Collection entries:
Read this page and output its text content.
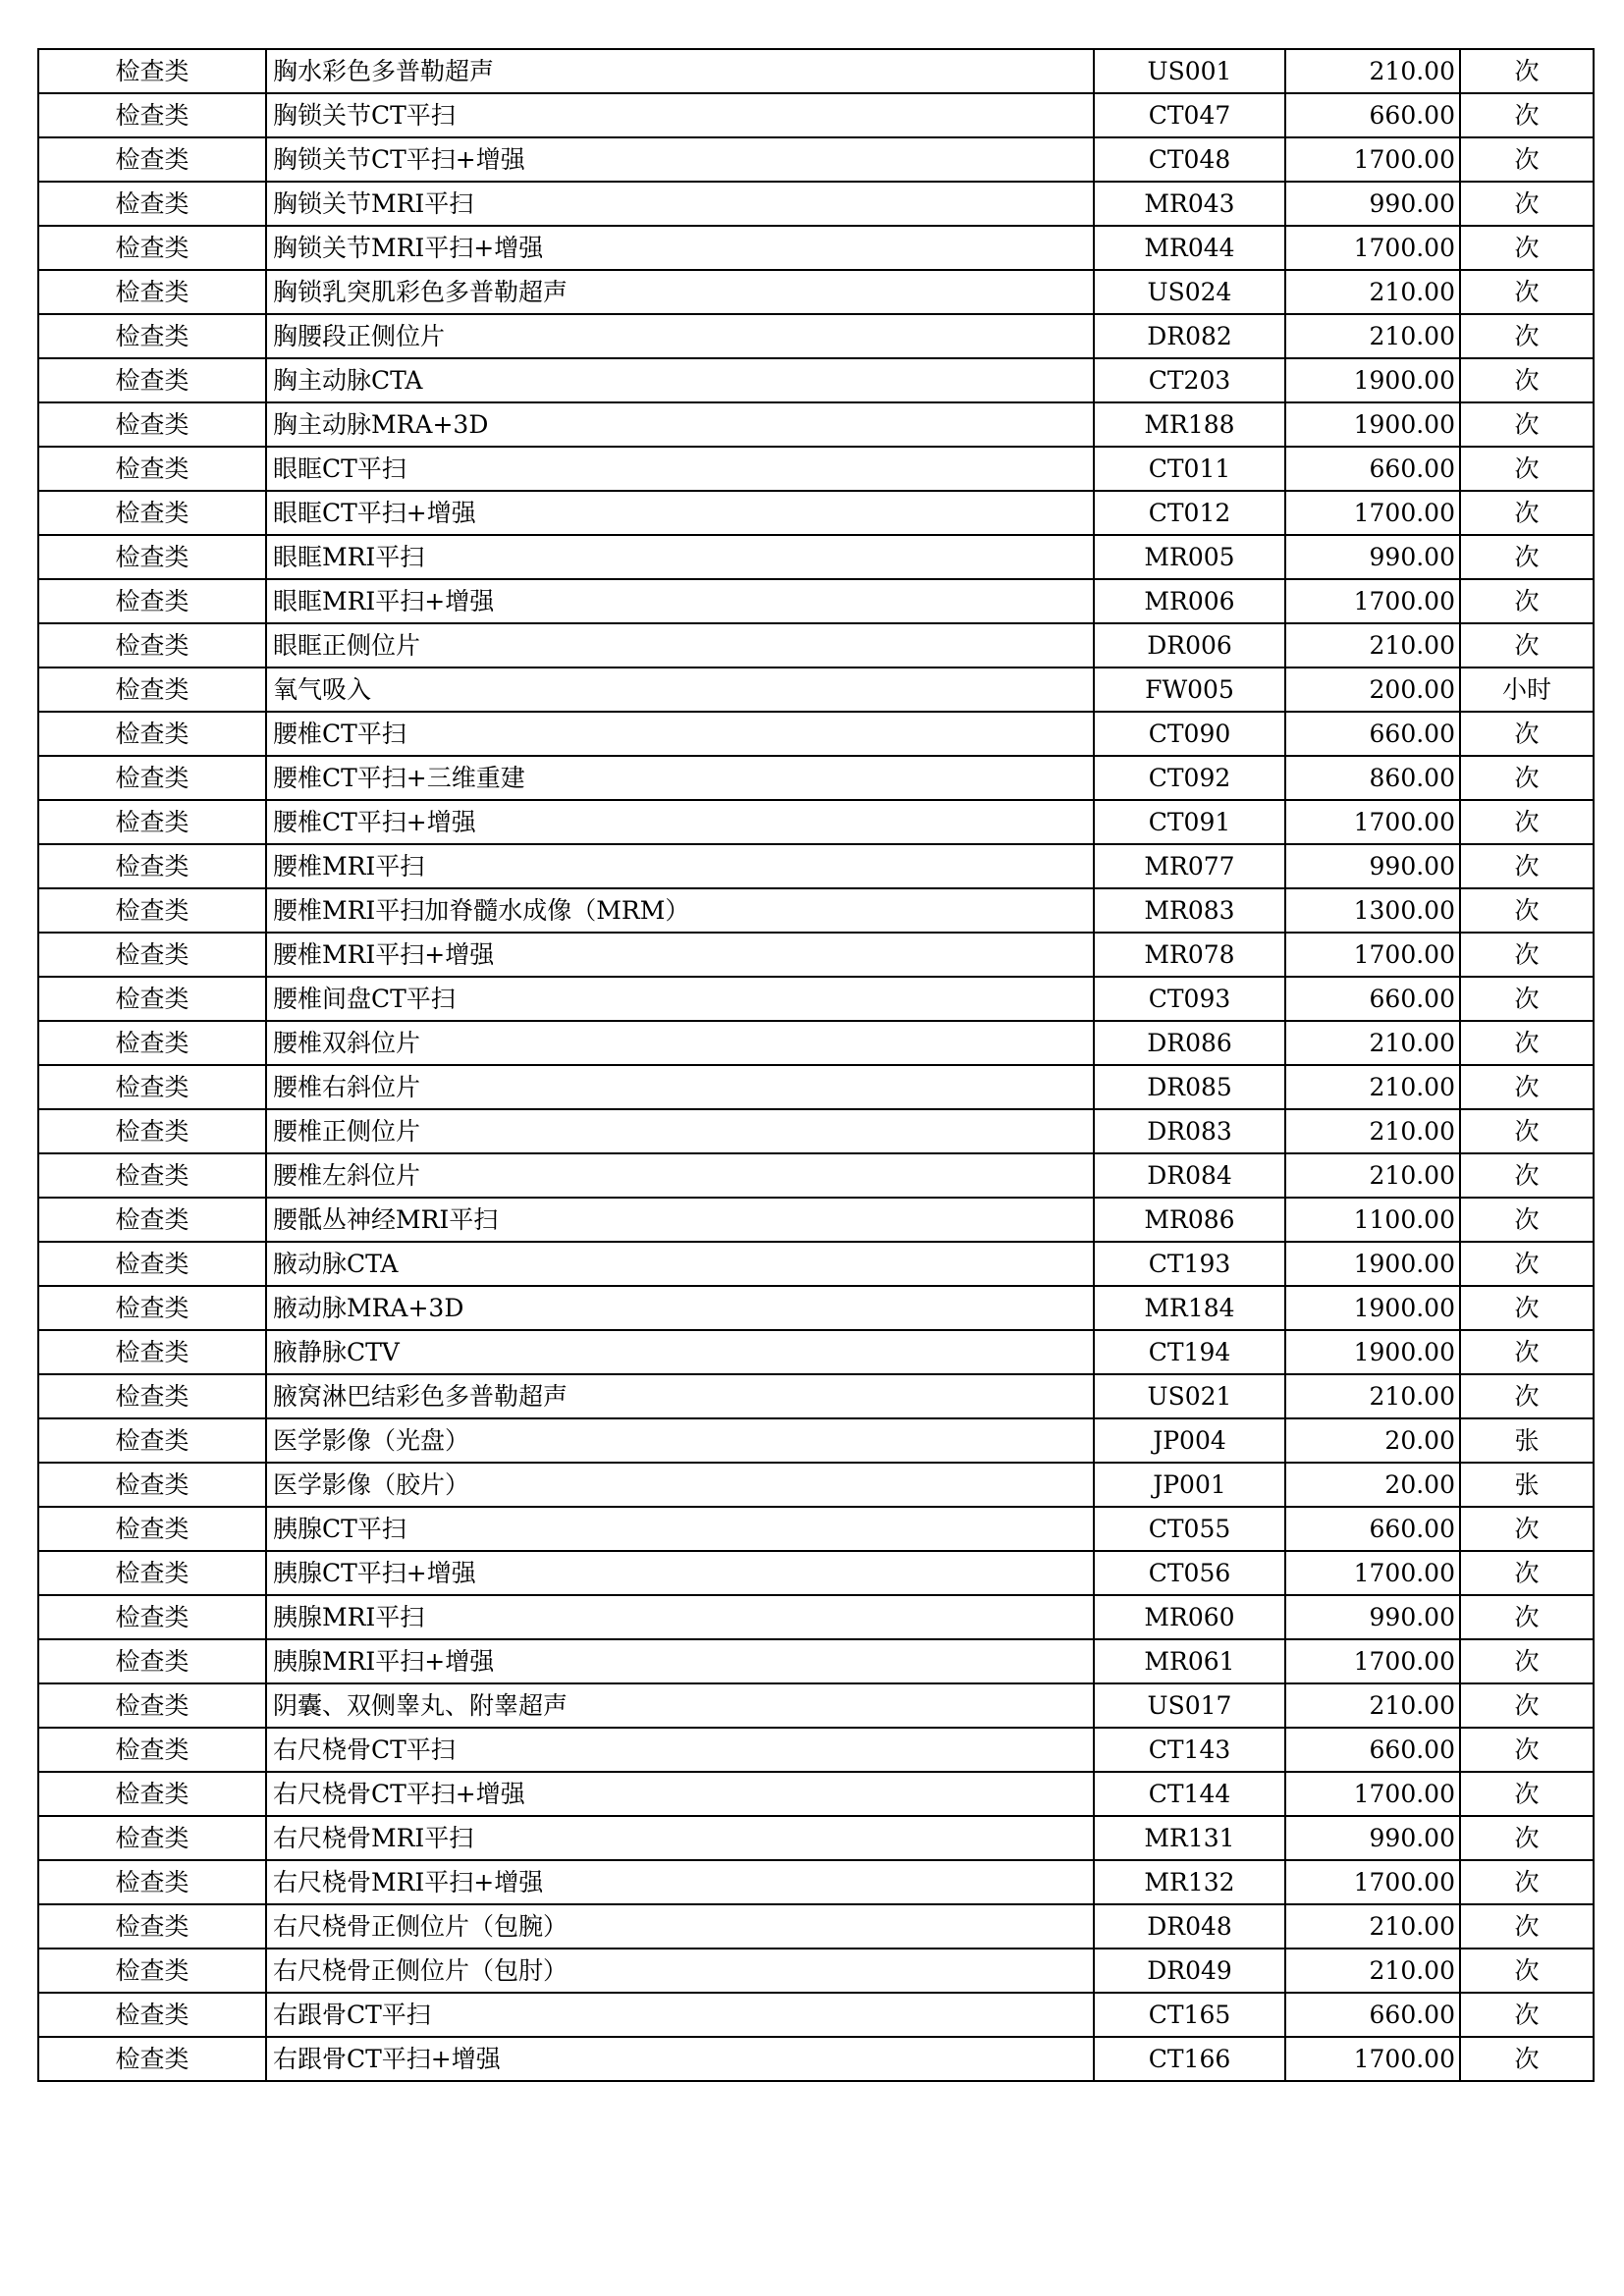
检查类	胸水彩色多普勒超声	US001	210.00	次
检查类	胸锁关节CT平扫	CT047	660.00	次
检查类	胸锁关节CT平扫+增强	CT048	1700.00	次
检查类	胸锁关节MRI平扫	MR043	990.00	次
检查类	胸锁关节MRI平扫+增强	MR044	1700.00	次
检查类	胸锁乳突肌彩色多普勒超声	US024	210.00	次
检查类	胸腰段正侧位片	DR082	210.00	次
检查类	胸主动脉CTA	CT203	1900.00	次
检查类	胸主动脉MRA+3D	MR188	1900.00	次
检查类	眼眶CT平扫	CT011	660.00	次
检查类	眼眶CT平扫+增强	CT012	1700.00	次
检查类	眼眶MRI平扫	MR005	990.00	次
检查类	眼眶MRI平扫+增强	MR006	1700.00	次
检查类	眼眶正侧位片	DR006	210.00	次
检查类	氧气吸入	FW005	200.00	小时
检查类	腰椎CT平扫	CT090	660.00	次
检查类	腰椎CT平扫+三维重建	CT092	860.00	次
检查类	腰椎CT平扫+增强	CT091	1700.00	次
检查类	腰椎MRI平扫	MR077	990.00	次
检查类	腰椎MRI平扫加脊髓水成像（MRM）	MR083	1300.00	次
检查类	腰椎MRI平扫+增强	MR078	1700.00	次
检查类	腰椎间盘CT平扫	CT093	660.00	次
检查类	腰椎双斜位片	DR086	210.00	次
检查类	腰椎右斜位片	DR085	210.00	次
检查类	腰椎正侧位片	DR083	210.00	次
检查类	腰椎左斜位片	DR084	210.00	次
检查类	腰骶丛神经MRI平扫	MR086	1100.00	次
检查类	腋动脉CTA	CT193	1900.00	次
检查类	腋动脉MRA+3D	MR184	1900.00	次
检查类	腋静脉CTV	CT194	1900.00	次
检查类	腋窝淋巴结彩色多普勒超声	US021	210.00	次
检查类	医学影像（光盘）	JP004	20.00	张
检查类	医学影像（胶片）	JP001	20.00	张
检查类	胰腺CT平扫	CT055	660.00	次
检查类	胰腺CT平扫+增强	CT056	1700.00	次
检查类	胰腺MRI平扫	MR060	990.00	次
检查类	胰腺MRI平扫+增强	MR061	1700.00	次
检查类	阴囊、双侧睾丸、附睾超声	US017	210.00	次
检查类	右尺桡骨CT平扫	CT143	660.00	次
检查类	右尺桡骨CT平扫+增强	CT144	1700.00	次
检查类	右尺桡骨MRI平扫	MR131	990.00	次
检查类	右尺桡骨MRI平扫+增强	MR132	1700.00	次
检查类	右尺桡骨正侧位片（包腕）	DR048	210.00	次
检查类	右尺桡骨正侧位片（包肘）	DR049	210.00	次
检查类	右跟骨CT平扫	CT165	660.00	次
检查类	右跟骨CT平扫+增强	CT166	1700.00	次
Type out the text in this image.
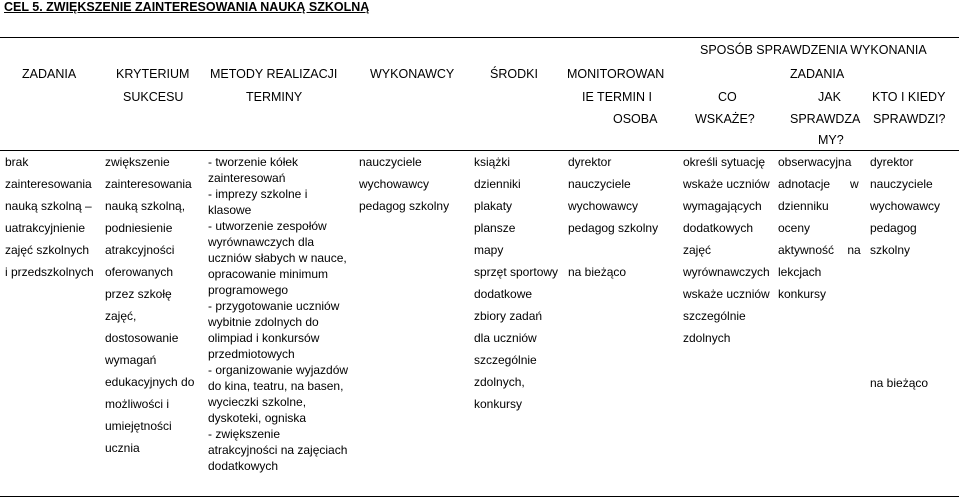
CEL 5. ZWIĘKSZENIE ZAINTERESOWANIA NAUKĄ SZKOLNĄ
ZADANIA	KRYTERIUM
SUKCESU
METODY REALIZACJI
TERMINY
WYKONAWCY	ŚRODKI MONITOROWAN
IE TERMIN I
OSOBA
SPOSÓB SPRAWDZENIA WYKONANIA
ZADANIA
CO
WSKAŻE?
JAK
SPRAWDZA
MY?
KTO I KIEDY
SPRAWDZI?
brak
zainteresowania
nauką szkolną –
uatrakcyjnienie
zajęć szkolnych
i przedszkolnych
zwiększenie
zainteresowania
nauką szkolną,
podniesienie
atrakcyjności
oferowanych
przez szkołę
zajęć,
dostosowanie
wymagań
edukacyjnych do
możliwości i
umiejętności
ucznia
- tworzenie kółek
zainteresowań
- imprezy szkolne i
klasowe
- utworzenie zespołów
wyrównawczych dla
uczniów słabych w nauce,
opracowanie minimum
programowego
- przygotowanie uczniów
wybitnie zdolnych do
olimpiad i konkursów
przedmiotowych
- organizowanie wyjazdów
do kina, teatru, na basen,
wycieczki szkolne,
dyskoteki, ogniska
- zwiększenie
atrakcyjności na zajęciach
dodatkowych
nauczyciele
wychowawcy
pedagog szkolny
książki
dzienniki
plakaty
plansze
mapy
sprzęt sportowy
dodatkowe
zbiory zadań
dla uczniów
szczególnie
zdolnych,
konkursy
dyrektor
nauczyciele
wychowawcy
pedagog szkolny
na bieżąco
określi sytuację
wskaże uczniów
wymagających
dodatkowych
zajęć
wyrównawczych
wskaże uczniów
szczególnie
zdolnych
obserwacyjna
adnotacje      w
dzienniku
oceny
aktywność    na
lekcjach
konkursy
dyrektor
nauczyciele
wychowawcy
pedagog
szkolny
na bieżąco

Work to do:
Check the data for the word "uczniów" and pull out the lines that have it.

Answer to the task:
uczniów słabych w nauce,
- przygotowanie uczniów
dla uczniów
wskaże uczniów
wskaże uczniów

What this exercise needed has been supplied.